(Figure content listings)
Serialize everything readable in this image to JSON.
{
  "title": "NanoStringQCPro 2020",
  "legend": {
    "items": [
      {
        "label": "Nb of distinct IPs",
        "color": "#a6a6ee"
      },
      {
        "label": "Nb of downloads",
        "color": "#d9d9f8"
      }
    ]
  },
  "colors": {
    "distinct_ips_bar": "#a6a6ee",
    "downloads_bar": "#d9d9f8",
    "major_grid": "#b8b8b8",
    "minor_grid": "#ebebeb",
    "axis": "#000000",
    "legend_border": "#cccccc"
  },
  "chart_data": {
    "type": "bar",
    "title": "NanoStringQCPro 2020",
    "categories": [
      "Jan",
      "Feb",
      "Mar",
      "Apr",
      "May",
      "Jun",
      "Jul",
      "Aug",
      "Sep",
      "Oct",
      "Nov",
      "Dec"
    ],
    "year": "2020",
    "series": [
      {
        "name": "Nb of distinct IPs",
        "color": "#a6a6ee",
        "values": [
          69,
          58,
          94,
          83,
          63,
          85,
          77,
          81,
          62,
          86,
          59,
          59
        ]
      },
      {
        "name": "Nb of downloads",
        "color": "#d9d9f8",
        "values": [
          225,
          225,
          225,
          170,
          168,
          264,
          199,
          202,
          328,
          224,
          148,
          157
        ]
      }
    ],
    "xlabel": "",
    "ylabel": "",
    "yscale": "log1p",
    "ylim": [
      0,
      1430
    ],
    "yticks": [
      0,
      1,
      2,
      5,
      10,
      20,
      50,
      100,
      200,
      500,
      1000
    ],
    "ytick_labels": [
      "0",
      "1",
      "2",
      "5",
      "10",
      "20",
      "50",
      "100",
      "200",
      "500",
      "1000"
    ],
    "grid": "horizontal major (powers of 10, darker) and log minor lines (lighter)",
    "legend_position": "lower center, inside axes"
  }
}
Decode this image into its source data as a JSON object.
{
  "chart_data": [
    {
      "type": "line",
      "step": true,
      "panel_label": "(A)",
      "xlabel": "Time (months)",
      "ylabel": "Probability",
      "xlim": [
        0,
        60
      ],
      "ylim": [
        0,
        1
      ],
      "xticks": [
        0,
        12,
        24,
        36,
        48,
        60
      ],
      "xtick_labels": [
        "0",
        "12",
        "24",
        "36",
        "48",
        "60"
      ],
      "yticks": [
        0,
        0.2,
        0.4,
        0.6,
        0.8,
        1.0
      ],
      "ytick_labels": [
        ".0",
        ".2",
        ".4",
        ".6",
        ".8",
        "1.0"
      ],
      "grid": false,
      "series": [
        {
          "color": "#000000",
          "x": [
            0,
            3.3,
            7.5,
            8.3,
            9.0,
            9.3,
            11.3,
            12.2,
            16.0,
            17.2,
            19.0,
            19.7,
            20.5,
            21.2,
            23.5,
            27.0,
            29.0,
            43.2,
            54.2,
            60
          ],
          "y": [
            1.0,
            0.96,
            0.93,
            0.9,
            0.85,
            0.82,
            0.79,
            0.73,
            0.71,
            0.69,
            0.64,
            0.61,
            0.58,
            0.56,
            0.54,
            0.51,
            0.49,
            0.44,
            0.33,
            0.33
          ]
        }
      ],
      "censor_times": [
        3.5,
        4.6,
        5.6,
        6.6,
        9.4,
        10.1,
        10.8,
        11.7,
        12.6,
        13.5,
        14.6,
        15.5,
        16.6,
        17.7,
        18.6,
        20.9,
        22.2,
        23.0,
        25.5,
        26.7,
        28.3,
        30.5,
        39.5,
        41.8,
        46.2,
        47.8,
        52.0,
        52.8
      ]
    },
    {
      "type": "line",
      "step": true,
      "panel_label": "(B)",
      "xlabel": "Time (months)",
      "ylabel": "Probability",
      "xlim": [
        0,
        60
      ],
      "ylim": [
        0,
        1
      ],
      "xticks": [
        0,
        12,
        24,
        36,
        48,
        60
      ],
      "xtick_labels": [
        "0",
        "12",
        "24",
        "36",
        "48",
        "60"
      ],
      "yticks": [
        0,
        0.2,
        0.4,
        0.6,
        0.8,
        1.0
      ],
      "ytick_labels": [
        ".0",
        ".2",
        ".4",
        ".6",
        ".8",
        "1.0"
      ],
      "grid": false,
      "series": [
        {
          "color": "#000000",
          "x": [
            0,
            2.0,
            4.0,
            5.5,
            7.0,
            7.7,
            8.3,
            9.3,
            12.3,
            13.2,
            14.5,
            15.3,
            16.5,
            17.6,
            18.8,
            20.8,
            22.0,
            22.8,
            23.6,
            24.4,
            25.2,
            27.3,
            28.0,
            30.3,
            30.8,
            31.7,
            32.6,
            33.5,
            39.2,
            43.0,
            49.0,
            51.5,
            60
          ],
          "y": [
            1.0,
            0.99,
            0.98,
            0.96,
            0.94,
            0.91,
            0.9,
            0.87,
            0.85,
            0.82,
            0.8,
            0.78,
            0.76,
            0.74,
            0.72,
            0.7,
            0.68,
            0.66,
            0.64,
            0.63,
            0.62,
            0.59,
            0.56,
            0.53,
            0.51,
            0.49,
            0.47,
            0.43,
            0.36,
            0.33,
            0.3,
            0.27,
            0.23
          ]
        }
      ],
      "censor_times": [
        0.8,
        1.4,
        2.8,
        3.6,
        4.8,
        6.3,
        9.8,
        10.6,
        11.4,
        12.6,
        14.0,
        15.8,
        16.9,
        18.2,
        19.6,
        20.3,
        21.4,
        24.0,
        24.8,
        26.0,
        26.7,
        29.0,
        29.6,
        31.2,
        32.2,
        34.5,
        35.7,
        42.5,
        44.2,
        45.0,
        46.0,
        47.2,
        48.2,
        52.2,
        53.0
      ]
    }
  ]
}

== THE REQUEST ==
All entries must be repeated verbatim.

== COMPLETE ANSWER ==
Serialize everything readable in this image to JSON.
{
  "title": "NanoStringQCPro 2020",
  "legend": {
    "items": [
      {
        "label": "Nb of distinct IPs",
        "color": "#a6a6ee"
      },
      {
        "label": "Nb of downloads",
        "color": "#d9d9f8"
      }
    ]
  },
  "colors": {
    "distinct_ips_bar": "#a6a6ee",
    "downloads_bar": "#d9d9f8",
    "major_grid": "#b8b8b8",
    "minor_grid": "#ebebeb",
    "axis": "#000000",
    "legend_border": "#cccccc"
  },
  "chart_data": {
    "type": "bar",
    "title": "NanoStringQCPro 2020",
    "categories": [
      "Jan",
      "Feb",
      "Mar",
      "Apr",
      "May",
      "Jun",
      "Jul",
      "Aug",
      "Sep",
      "Oct",
      "Nov",
      "Dec"
    ],
    "year": "2020",
    "series": [
      {
        "name": "Nb of distinct IPs",
        "color": "#a6a6ee",
        "values": [
          69,
          58,
          94,
          83,
          63,
          85,
          77,
          81,
          62,
          86,
          59,
          59
        ]
      },
      {
        "name": "Nb of downloads",
        "color": "#d9d9f8",
        "values": [
          225,
          225,
          225,
          170,
          168,
          264,
          199,
          202,
          328,
          224,
          148,
          157
        ]
      }
    ],
    "xlabel": "",
    "ylabel": "",
    "yscale": "log1p",
    "ylim": [
      0,
      1430
    ],
    "yticks": [
      0,
      1,
      2,
      5,
      10,
      20,
      50,
      100,
      200,
      500,
      1000
    ],
    "ytick_labels": [
      "0",
      "1",
      "2",
      "5",
      "10",
      "20",
      "50",
      "100",
      "200",
      "500",
      "1000"
    ],
    "grid": "horizontal major (powers of 10, darker) and log minor lines (lighter)",
    "legend_position": "lower center, inside axes"
  }
}
Decode this image into its source data as a JSON object.
{
  "chart_data": [
    {
      "type": "line",
      "step": true,
      "panel_label": "(A)",
      "xlabel": "Time (months)",
      "ylabel": "Probability",
      "xlim": [
        0,
        60
      ],
      "ylim": [
        0,
        1
      ],
      "xticks": [
        0,
        12,
        24,
        36,
        48,
        60
      ],
      "xtick_labels": [
        "0",
        "12",
        "24",
        "36",
        "48",
        "60"
      ],
      "yticks": [
        0,
        0.2,
        0.4,
        0.6,
        0.8,
        1.0
      ],
      "ytick_labels": [
        ".0",
        ".2",
        ".4",
        ".6",
        ".8",
        "1.0"
      ],
      "grid": false,
      "series": [
        {
          "color": "#000000",
          "x": [
            0,
            3.3,
            7.5,
            8.3,
            9.0,
            9.3,
            11.3,
            12.2,
            16.0,
            17.2,
            19.0,
            19.7,
            20.5,
            21.2,
            23.5,
            27.0,
            29.0,
            43.2,
            54.2,
            60
          ],
          "y": [
            1.0,
            0.96,
            0.93,
            0.9,
            0.85,
            0.82,
            0.79,
            0.73,
            0.71,
            0.69,
            0.64,
            0.61,
            0.58,
            0.56,
            0.54,
            0.51,
            0.49,
            0.44,
            0.33,
            0.33
          ]
        }
      ],
      "censor_times": [
        3.5,
        4.6,
        5.6,
        6.6,
        9.4,
        10.1,
        10.8,
        11.7,
        12.6,
        13.5,
        14.6,
        15.5,
        16.6,
        17.7,
        18.6,
        20.9,
        22.2,
        23.0,
        25.5,
        26.7,
        28.3,
        30.5,
        39.5,
        41.8,
        46.2,
        47.8,
        52.0,
        52.8
      ]
    },
    {
      "type": "line",
      "step": true,
      "panel_label": "(B)",
      "xlabel": "Time (months)",
      "ylabel": "Probability",
      "xlim": [
        0,
        60
      ],
      "ylim": [
        0,
        1
      ],
      "xticks": [
        0,
        12,
        24,
        36,
        48,
        60
      ],
      "xtick_labels": [
        "0",
        "12",
        "24",
        "36",
        "48",
        "60"
      ],
      "yticks": [
        0,
        0.2,
        0.4,
        0.6,
        0.8,
        1.0
      ],
      "ytick_labels": [
        ".0",
        ".2",
        ".4",
        ".6",
        ".8",
        "1.0"
      ],
      "grid": false,
      "series": [
        {
          "color": "#000000",
          "x": [
            0,
            2.0,
            4.0,
            5.5,
            7.0,
            7.7,
            8.3,
            9.3,
            12.3,
            13.2,
            14.5,
            15.3,
            16.5,
            17.6,
            18.8,
            20.8,
            22.0,
            22.8,
            23.6,
            24.4,
            25.2,
            27.3,
            28.0,
            30.3,
            30.8,
            31.7,
            32.6,
            33.5,
            39.2,
            43.0,
            49.0,
            51.5,
            60
          ],
          "y": [
            1.0,
            0.99,
            0.98,
            0.96,
            0.94,
            0.91,
            0.9,
            0.87,
            0.85,
            0.82,
            0.8,
            0.78,
            0.76,
            0.74,
            0.72,
            0.7,
            0.68,
            0.66,
            0.64,
            0.63,
            0.62,
            0.59,
            0.56,
            0.53,
            0.51,
            0.49,
            0.47,
            0.43,
            0.36,
            0.33,
            0.3,
            0.27,
            0.23
          ]
        }
      ],
      "censor_times": [
        0.8,
        1.4,
        2.8,
        3.6,
        4.8,
        6.3,
        9.8,
        10.6,
        11.4,
        12.6,
        14.0,
        15.8,
        16.9,
        18.2,
        19.6,
        20.3,
        21.4,
        24.0,
        24.8,
        26.0,
        26.7,
        29.0,
        29.6,
        31.2,
        32.2,
        34.5,
        35.7,
        42.5,
        44.2,
        45.0,
        46.0,
        47.2,
        48.2,
        52.2,
        53.0
      ]
    }
  ]
}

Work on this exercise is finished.